» Data supplied

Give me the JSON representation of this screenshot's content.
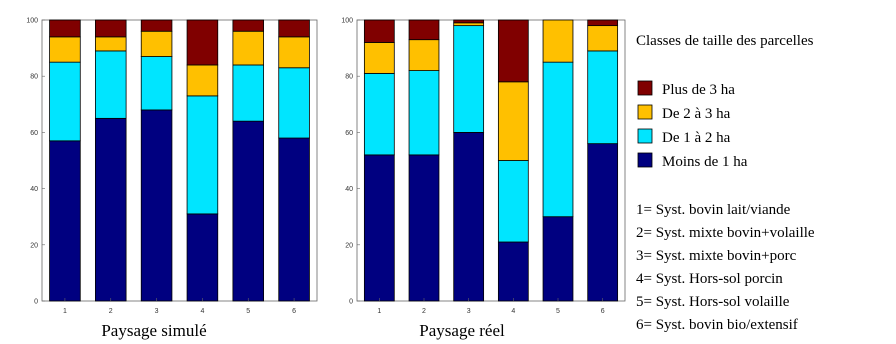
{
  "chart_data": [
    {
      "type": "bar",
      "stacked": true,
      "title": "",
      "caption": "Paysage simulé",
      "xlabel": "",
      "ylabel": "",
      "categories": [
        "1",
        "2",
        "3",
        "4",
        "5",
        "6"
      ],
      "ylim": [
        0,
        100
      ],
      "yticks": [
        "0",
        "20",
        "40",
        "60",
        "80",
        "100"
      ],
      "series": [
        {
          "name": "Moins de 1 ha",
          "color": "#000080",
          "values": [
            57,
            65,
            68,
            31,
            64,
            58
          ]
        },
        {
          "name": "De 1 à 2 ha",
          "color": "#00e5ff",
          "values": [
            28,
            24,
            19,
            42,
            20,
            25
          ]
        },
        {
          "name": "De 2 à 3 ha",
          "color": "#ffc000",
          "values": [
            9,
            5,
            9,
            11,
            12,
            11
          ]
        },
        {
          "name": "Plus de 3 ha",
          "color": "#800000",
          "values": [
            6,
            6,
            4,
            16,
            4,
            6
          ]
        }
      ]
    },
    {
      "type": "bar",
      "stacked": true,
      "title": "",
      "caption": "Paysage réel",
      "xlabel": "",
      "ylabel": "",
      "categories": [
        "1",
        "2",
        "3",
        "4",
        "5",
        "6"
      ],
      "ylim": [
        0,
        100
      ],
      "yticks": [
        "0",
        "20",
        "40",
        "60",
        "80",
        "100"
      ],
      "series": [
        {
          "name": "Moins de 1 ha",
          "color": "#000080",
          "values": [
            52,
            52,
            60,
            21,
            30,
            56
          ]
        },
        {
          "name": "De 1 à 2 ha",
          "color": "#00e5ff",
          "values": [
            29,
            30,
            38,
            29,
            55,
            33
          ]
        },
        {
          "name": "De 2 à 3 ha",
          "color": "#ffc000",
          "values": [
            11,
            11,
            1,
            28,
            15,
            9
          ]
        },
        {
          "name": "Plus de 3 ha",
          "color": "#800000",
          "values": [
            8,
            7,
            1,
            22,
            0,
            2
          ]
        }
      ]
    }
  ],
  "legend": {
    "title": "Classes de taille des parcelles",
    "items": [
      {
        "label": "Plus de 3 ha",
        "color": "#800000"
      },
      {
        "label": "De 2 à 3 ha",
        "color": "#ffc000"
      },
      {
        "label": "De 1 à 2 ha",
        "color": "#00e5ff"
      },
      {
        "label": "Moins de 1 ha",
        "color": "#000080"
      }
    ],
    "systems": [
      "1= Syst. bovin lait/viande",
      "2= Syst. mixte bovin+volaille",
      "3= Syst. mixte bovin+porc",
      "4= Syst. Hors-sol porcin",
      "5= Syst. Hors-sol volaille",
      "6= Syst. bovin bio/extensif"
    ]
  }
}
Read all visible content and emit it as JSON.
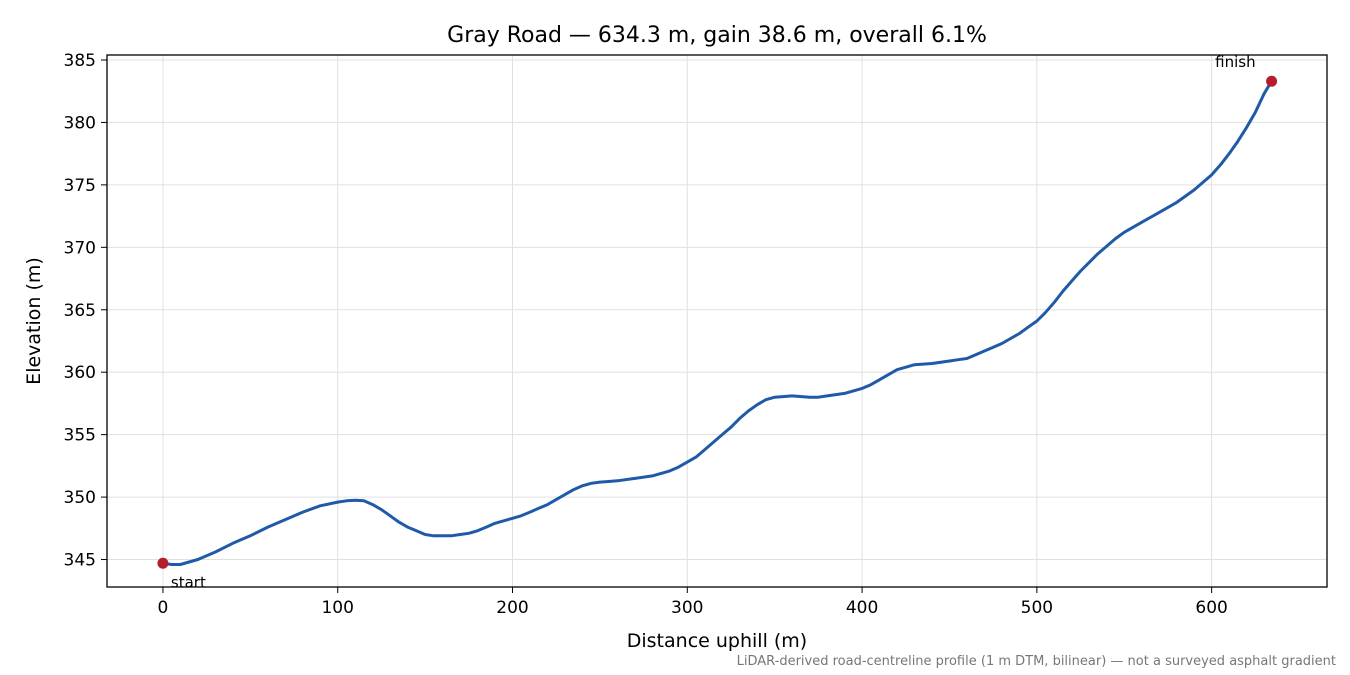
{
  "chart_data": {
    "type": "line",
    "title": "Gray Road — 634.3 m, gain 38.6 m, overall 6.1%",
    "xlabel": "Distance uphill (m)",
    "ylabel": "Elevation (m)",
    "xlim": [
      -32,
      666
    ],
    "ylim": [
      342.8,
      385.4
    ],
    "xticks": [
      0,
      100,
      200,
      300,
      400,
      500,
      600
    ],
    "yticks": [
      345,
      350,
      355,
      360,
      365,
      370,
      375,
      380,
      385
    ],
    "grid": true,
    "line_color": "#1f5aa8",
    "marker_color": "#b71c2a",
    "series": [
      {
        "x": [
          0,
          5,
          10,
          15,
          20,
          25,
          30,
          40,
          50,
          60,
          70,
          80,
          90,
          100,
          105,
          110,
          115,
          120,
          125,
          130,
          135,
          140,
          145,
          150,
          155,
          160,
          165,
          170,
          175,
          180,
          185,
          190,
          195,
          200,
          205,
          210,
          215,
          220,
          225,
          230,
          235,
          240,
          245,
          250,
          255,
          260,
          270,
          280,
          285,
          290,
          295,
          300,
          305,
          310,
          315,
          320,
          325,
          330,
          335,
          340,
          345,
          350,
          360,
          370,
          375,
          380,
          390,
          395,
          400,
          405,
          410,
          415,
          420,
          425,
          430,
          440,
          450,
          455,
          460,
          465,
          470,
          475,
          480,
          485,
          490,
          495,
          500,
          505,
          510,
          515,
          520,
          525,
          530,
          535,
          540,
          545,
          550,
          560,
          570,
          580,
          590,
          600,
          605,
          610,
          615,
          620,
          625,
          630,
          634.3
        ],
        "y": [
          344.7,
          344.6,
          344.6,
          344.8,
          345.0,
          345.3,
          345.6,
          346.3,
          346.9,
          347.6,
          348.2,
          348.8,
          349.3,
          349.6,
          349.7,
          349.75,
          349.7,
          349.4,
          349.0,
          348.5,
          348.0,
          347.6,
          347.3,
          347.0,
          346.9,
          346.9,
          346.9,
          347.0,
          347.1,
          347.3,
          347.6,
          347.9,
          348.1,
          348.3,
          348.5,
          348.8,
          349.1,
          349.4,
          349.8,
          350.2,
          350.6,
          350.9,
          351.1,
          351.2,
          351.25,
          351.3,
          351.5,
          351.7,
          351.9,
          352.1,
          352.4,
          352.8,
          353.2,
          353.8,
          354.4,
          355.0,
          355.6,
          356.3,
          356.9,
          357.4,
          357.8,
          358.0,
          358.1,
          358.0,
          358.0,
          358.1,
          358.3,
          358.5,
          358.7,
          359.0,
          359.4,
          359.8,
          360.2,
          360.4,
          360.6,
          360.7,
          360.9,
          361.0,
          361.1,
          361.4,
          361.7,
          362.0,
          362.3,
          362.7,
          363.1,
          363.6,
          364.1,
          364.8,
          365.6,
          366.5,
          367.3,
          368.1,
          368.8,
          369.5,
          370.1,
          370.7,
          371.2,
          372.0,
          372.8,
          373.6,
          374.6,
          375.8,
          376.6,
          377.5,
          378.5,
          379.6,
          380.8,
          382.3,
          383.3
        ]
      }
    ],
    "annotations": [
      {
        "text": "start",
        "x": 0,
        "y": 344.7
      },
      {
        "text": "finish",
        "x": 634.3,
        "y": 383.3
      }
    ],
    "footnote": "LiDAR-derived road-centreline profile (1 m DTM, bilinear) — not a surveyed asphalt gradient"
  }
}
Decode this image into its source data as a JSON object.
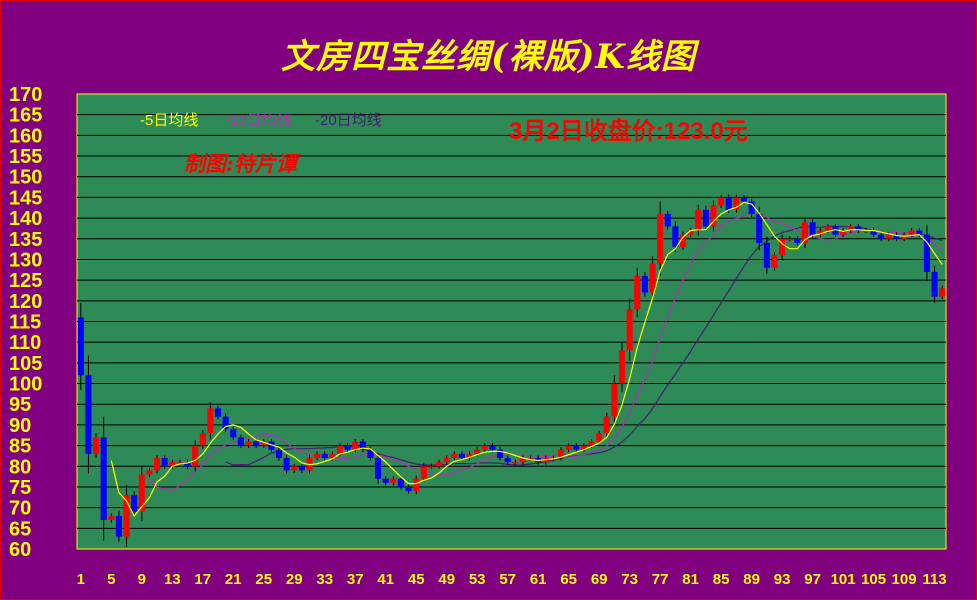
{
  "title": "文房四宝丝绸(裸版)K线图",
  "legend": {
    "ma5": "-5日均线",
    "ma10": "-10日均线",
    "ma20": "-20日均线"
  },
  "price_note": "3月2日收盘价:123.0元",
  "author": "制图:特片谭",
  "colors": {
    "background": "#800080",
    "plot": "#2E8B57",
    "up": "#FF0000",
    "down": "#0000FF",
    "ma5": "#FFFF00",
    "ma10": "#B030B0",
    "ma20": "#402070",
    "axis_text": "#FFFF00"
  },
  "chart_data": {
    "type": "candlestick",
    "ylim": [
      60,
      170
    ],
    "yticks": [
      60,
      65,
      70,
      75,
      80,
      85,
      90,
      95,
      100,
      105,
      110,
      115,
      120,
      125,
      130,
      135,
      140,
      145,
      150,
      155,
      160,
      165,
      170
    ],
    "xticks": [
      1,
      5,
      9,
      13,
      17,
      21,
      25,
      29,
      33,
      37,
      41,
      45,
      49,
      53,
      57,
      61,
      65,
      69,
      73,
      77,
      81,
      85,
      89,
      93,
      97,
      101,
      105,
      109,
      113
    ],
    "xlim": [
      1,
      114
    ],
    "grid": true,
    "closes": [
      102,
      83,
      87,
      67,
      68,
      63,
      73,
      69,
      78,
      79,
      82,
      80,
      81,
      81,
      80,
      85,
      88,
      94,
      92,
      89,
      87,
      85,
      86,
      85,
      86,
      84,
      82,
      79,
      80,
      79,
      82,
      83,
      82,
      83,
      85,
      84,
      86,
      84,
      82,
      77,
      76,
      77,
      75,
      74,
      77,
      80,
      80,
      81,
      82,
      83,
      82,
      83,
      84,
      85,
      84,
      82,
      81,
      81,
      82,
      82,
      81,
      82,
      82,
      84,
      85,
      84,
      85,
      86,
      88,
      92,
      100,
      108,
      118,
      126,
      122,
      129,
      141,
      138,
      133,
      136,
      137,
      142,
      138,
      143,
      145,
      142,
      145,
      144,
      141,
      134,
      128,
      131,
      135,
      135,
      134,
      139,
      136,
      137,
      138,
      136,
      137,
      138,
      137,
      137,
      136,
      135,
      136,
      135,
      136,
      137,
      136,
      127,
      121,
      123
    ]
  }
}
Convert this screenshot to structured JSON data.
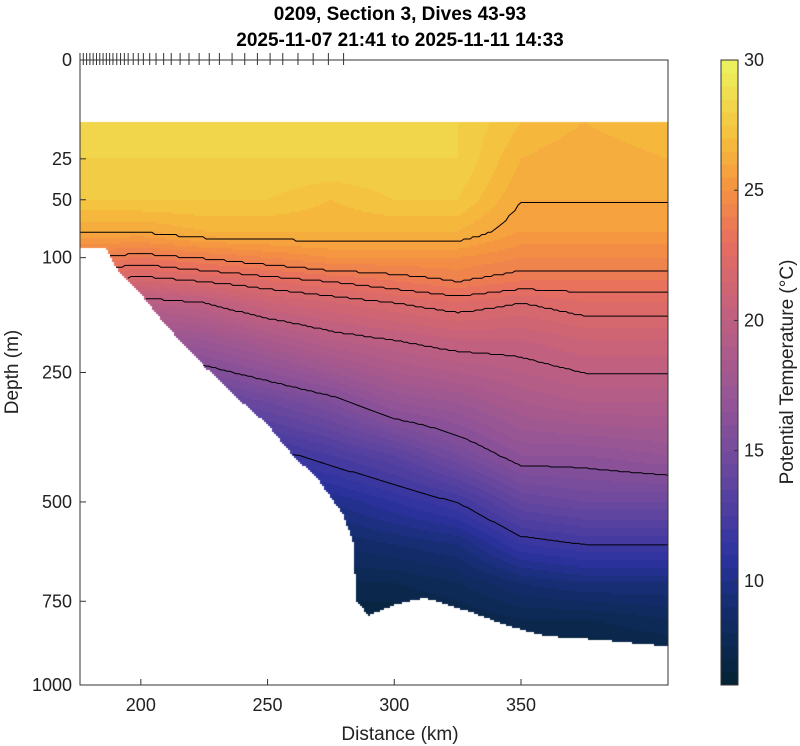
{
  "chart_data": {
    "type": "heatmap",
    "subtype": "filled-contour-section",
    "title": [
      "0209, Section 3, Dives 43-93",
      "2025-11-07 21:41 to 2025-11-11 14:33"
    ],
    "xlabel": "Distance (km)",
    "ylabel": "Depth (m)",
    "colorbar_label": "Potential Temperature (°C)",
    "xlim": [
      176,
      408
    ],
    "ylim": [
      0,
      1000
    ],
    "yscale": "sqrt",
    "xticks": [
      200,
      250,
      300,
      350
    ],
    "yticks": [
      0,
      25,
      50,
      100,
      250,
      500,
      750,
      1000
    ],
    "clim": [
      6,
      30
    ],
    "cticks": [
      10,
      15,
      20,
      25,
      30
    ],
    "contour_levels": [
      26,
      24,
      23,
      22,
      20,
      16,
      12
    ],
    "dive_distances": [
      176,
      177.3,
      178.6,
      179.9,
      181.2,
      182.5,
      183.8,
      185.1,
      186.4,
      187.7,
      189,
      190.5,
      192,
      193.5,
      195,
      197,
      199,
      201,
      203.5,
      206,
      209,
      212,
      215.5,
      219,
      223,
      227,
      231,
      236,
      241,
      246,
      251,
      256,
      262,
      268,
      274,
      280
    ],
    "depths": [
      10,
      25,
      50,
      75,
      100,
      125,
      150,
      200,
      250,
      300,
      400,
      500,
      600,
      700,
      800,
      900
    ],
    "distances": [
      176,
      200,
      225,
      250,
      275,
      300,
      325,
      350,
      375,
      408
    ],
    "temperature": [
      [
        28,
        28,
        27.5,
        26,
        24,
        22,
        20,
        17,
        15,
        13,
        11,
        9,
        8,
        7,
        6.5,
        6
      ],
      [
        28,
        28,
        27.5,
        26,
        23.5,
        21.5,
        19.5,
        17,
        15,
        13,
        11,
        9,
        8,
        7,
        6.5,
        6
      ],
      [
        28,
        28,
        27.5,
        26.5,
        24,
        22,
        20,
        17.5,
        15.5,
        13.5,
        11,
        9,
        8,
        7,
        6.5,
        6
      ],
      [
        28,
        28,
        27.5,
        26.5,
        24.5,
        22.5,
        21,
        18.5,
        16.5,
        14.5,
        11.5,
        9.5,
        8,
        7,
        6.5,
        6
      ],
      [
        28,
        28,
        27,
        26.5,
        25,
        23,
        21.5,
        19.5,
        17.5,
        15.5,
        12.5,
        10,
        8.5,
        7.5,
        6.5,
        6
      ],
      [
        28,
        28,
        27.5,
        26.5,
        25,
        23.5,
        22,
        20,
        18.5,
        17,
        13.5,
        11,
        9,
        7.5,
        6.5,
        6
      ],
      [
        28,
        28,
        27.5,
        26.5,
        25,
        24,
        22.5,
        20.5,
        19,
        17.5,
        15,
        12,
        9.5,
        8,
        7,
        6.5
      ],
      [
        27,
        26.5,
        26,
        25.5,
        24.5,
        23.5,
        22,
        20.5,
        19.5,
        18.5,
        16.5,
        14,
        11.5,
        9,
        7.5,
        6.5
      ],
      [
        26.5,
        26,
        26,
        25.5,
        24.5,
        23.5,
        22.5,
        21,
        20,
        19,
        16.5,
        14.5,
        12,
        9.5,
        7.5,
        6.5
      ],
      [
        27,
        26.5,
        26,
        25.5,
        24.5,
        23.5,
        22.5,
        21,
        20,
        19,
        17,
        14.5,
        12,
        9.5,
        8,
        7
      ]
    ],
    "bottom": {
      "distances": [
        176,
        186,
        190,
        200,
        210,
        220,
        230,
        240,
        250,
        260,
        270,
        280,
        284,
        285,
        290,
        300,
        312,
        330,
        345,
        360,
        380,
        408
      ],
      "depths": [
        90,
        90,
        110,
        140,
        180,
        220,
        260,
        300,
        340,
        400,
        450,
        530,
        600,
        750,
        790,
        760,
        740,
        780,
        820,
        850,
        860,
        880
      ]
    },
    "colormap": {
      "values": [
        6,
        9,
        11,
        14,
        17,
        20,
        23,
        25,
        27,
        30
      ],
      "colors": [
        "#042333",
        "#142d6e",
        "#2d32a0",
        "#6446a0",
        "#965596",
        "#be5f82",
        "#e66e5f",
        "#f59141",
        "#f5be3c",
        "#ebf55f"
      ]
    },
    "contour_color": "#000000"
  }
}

» What is being asked
From the entries above, copy out every line where the string "bovin" appears.

» Right answer
      "1= Syst. bovin lait/viande",
      "2= Syst. mixte bovin+volaille",
      "3= Syst. mixte bovin+porc",
      "6= Syst. bovin bio/extensif"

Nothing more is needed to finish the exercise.